[Input data]
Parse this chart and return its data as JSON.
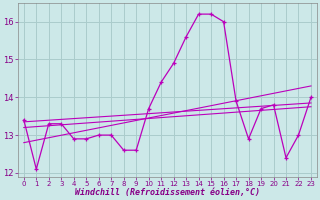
{
  "xlabel": "Windchill (Refroidissement éolien,°C)",
  "background_color": "#cce8e8",
  "grid_color": "#aacccc",
  "line_color": "#bb00bb",
  "x_values": [
    0,
    1,
    2,
    3,
    4,
    5,
    6,
    7,
    8,
    9,
    10,
    11,
    12,
    13,
    14,
    15,
    16,
    17,
    18,
    19,
    20,
    21,
    22,
    23
  ],
  "main_line": [
    13.4,
    12.1,
    13.3,
    13.3,
    12.9,
    12.9,
    13.0,
    13.0,
    12.6,
    12.6,
    13.7,
    14.4,
    14.9,
    15.6,
    16.2,
    16.2,
    16.0,
    13.9,
    12.9,
    13.7,
    13.8,
    12.4,
    13.0,
    14.0
  ],
  "reg_line1_start": 13.35,
  "reg_line1_end": 13.85,
  "reg_line2_start": 13.2,
  "reg_line2_end": 13.75,
  "reg_line3_start": 12.8,
  "reg_line3_end": 14.3,
  "ylim": [
    11.9,
    16.5
  ],
  "xlim": [
    -0.5,
    23.5
  ],
  "yticks": [
    12,
    13,
    14,
    15,
    16
  ],
  "xticks": [
    0,
    1,
    2,
    3,
    4,
    5,
    6,
    7,
    8,
    9,
    10,
    11,
    12,
    13,
    14,
    15,
    16,
    17,
    18,
    19,
    20,
    21,
    22,
    23
  ]
}
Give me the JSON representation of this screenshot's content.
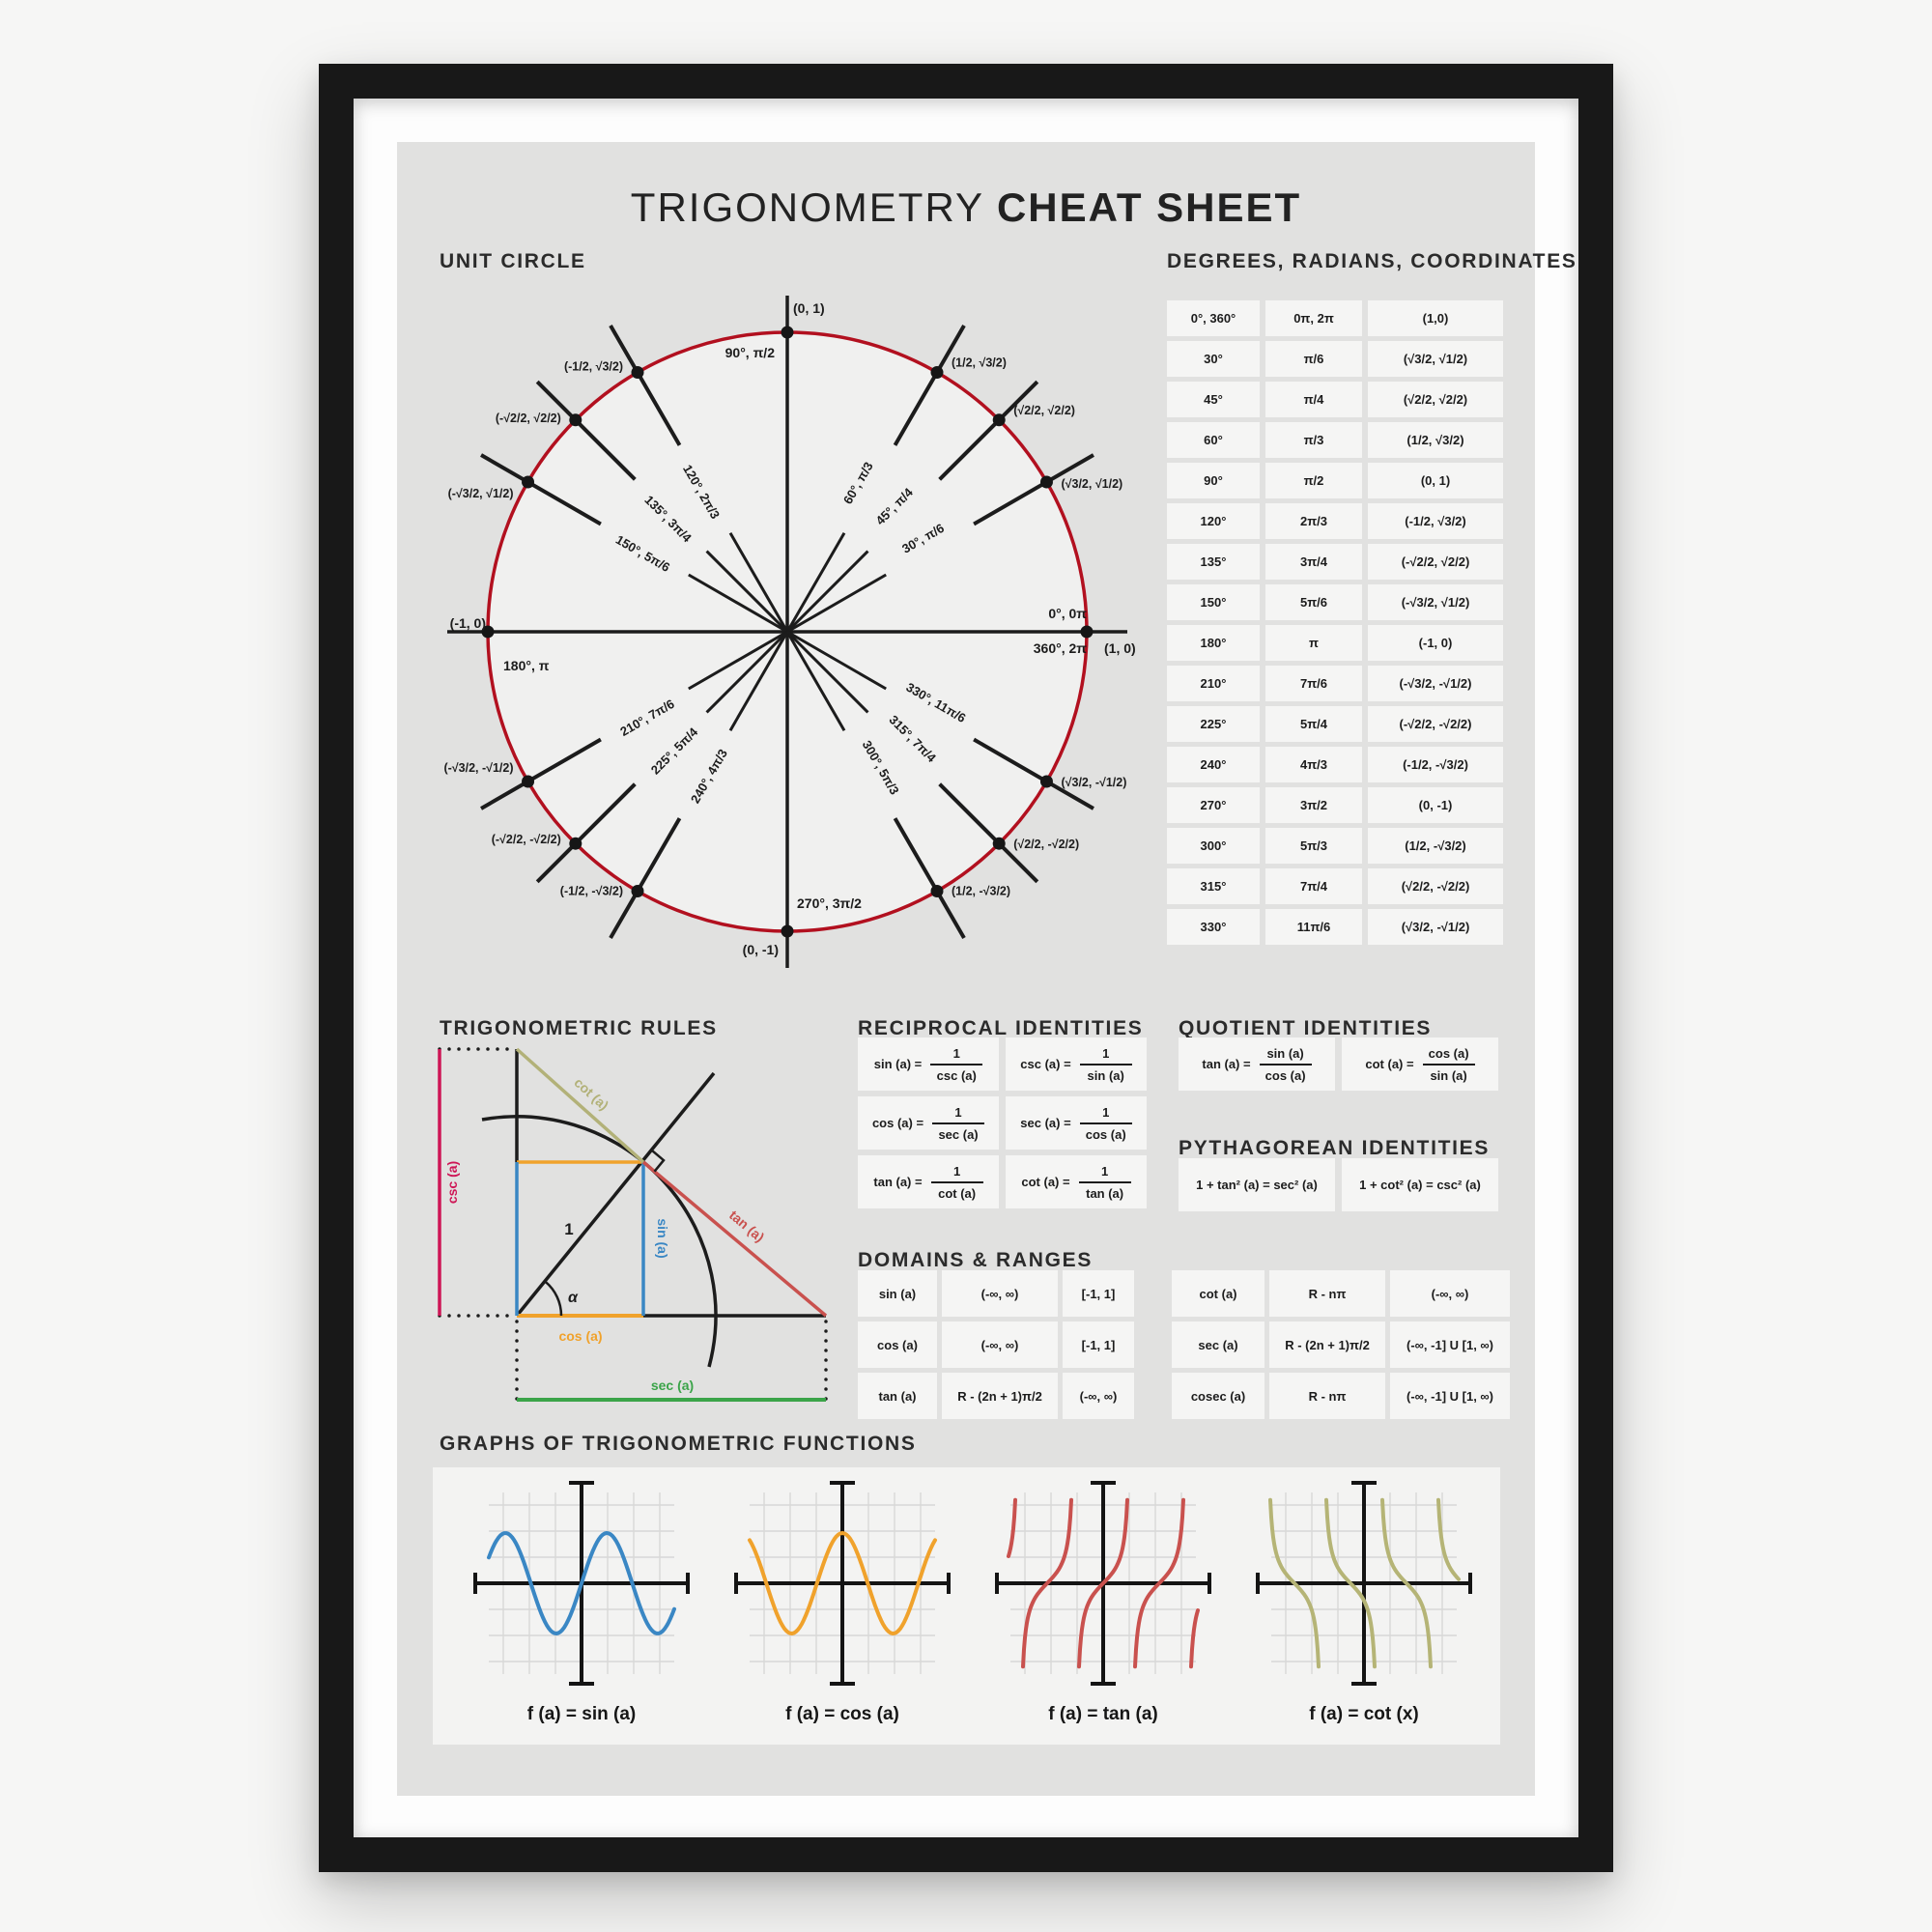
{
  "title": {
    "light": "TRIGONOMETRY",
    "bold": "CHEAT SHEET"
  },
  "colors": {
    "circle_red": "#b2101f",
    "ink": "#1c1c1c",
    "csc": "#ce1656",
    "cot": "#b2b178",
    "tan": "#c9514e",
    "sin": "#3a87c4",
    "cos": "#f0a22c",
    "sec": "#3ba449"
  },
  "unit_circle": {
    "heading": "UNIT CIRCLE",
    "axis_points": [
      {
        "deg": 0,
        "angle_labels": [
          "0°, 0π",
          "360°, 2π"
        ],
        "coord": "(1, 0)"
      },
      {
        "deg": 90,
        "angle_labels": [
          "90°, π/2"
        ],
        "coord": "(0, 1)"
      },
      {
        "deg": 180,
        "angle_labels": [
          "180°, π"
        ],
        "coord": "(-1, 0)"
      },
      {
        "deg": 270,
        "angle_labels": [
          "270°, 3π/2"
        ],
        "coord": "(0, -1)"
      }
    ],
    "spoke_points": [
      {
        "deg": 30,
        "label": "30°, π/6",
        "coord": "(√3/2, √1/2)"
      },
      {
        "deg": 45,
        "label": "45°, π/4",
        "coord": "(√2/2, √2/2)"
      },
      {
        "deg": 60,
        "label": "60°, π/3",
        "coord": "(1/2, √3/2)"
      },
      {
        "deg": 120,
        "label": "120°, 2π/3",
        "coord": "(-1/2, √3/2)"
      },
      {
        "deg": 135,
        "label": "135°, 3π/4",
        "coord": "(-√2/2, √2/2)"
      },
      {
        "deg": 150,
        "label": "150°, 5π/6",
        "coord": "(-√3/2, √1/2)"
      },
      {
        "deg": 210,
        "label": "210°, 7π/6",
        "coord": "(-√3/2, -√1/2)"
      },
      {
        "deg": 225,
        "label": "225°, 5π/4",
        "coord": "(-√2/2, -√2/2)"
      },
      {
        "deg": 240,
        "label": "240°, 4π/3",
        "coord": "(-1/2, -√3/2)"
      },
      {
        "deg": 300,
        "label": "300°, 5π/3",
        "coord": "(1/2, -√3/2)"
      },
      {
        "deg": 315,
        "label": "315°, 7π/4",
        "coord": "(√2/2, -√2/2)"
      },
      {
        "deg": 330,
        "label": "330°, 11π/6",
        "coord": "(√3/2, -√1/2)"
      }
    ]
  },
  "drc_table": {
    "heading": "DEGREES, RADIANS, COORDINATES",
    "rows": [
      [
        "0°, 360°",
        "0π, 2π",
        "(1,0)"
      ],
      [
        "30°",
        "π/6",
        "(√3/2, √1/2)"
      ],
      [
        "45°",
        "π/4",
        "(√2/2, √2/2)"
      ],
      [
        "60°",
        "π/3",
        "(1/2, √3/2)"
      ],
      [
        "90°",
        "π/2",
        "(0, 1)"
      ],
      [
        "120°",
        "2π/3",
        "(-1/2, √3/2)"
      ],
      [
        "135°",
        "3π/4",
        "(-√2/2, √2/2)"
      ],
      [
        "150°",
        "5π/6",
        "(-√3/2, √1/2)"
      ],
      [
        "180°",
        "π",
        "(-1, 0)"
      ],
      [
        "210°",
        "7π/6",
        "(-√3/2, -√1/2)"
      ],
      [
        "225°",
        "5π/4",
        "(-√2/2, -√2/2)"
      ],
      [
        "240°",
        "4π/3",
        "(-1/2, -√3/2)"
      ],
      [
        "270°",
        "3π/2",
        "(0, -1)"
      ],
      [
        "300°",
        "5π/3",
        "(1/2, -√3/2)"
      ],
      [
        "315°",
        "7π/4",
        "(√2/2, -√2/2)"
      ],
      [
        "330°",
        "11π/6",
        "(√3/2, -√1/2)"
      ]
    ]
  },
  "trig_rules": {
    "heading": "TRIGONOMETRIC RULES",
    "labels": {
      "csc": "csc (a)",
      "cot": "cot (a)",
      "tan": "tan (a)",
      "sin": "sin (a)",
      "cos": "cos (a)",
      "sec": "sec (a)",
      "hyp": "1",
      "angle": "α"
    }
  },
  "reciprocal": {
    "heading": "RECIPROCAL IDENTITIES",
    "items": [
      {
        "lhs": "sin (a) =",
        "num": "1",
        "den": "csc (a)"
      },
      {
        "lhs": "csc (a) =",
        "num": "1",
        "den": "sin (a)"
      },
      {
        "lhs": "cos (a) =",
        "num": "1",
        "den": "sec (a)"
      },
      {
        "lhs": "sec (a) =",
        "num": "1",
        "den": "cos (a)"
      },
      {
        "lhs": "tan (a) =",
        "num": "1",
        "den": "cot (a)"
      },
      {
        "lhs": "cot (a) =",
        "num": "1",
        "den": "tan (a)"
      }
    ]
  },
  "quotient": {
    "heading": "QUOTIENT IDENTITIES",
    "items": [
      {
        "lhs": "tan (a) =",
        "num": "sin (a)",
        "den": "cos (a)"
      },
      {
        "lhs": "cot (a) =",
        "num": "cos (a)",
        "den": "sin (a)"
      }
    ]
  },
  "pythagorean": {
    "heading": "PYTHAGOREAN IDENTITIES",
    "items": [
      "1 + tan² (a) = sec² (a)",
      "1 + cot² (a) = csc² (a)"
    ]
  },
  "domains_ranges": {
    "heading": "DOMAINS & RANGES",
    "left": [
      [
        "sin (a)",
        "(-∞, ∞)",
        "[-1, 1]"
      ],
      [
        "cos (a)",
        "(-∞, ∞)",
        "[-1, 1]"
      ],
      [
        "tan (a)",
        "R - (2n + 1)π/2",
        "(-∞, ∞)"
      ]
    ],
    "right": [
      [
        "cot (a)",
        "R - nπ",
        "(-∞, ∞)"
      ],
      [
        "sec (a)",
        "R - (2n + 1)π/2",
        "(-∞, -1] U [1, ∞)"
      ],
      [
        "cosec (a)",
        "R - nπ",
        "(-∞, -1] U [1, ∞)"
      ]
    ]
  },
  "graphs": {
    "heading": "GRAPHS OF TRIGONOMETRIC FUNCTIONS",
    "items": [
      {
        "fn": "sin",
        "label": "f (a) = sin (a)",
        "color": "#3a87c4"
      },
      {
        "fn": "cos",
        "label": "f (a) = cos (a)",
        "color": "#f0a22c"
      },
      {
        "fn": "tan",
        "label": "f (a) = tan (a)",
        "color": "#c9514e"
      },
      {
        "fn": "cot",
        "label": "f (a) = cot (x)",
        "color": "#b5b476"
      }
    ]
  }
}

[Set problem] Give the number of lines in the records above that contain the word "this". Reply with that number alone.

[Exercise result] 2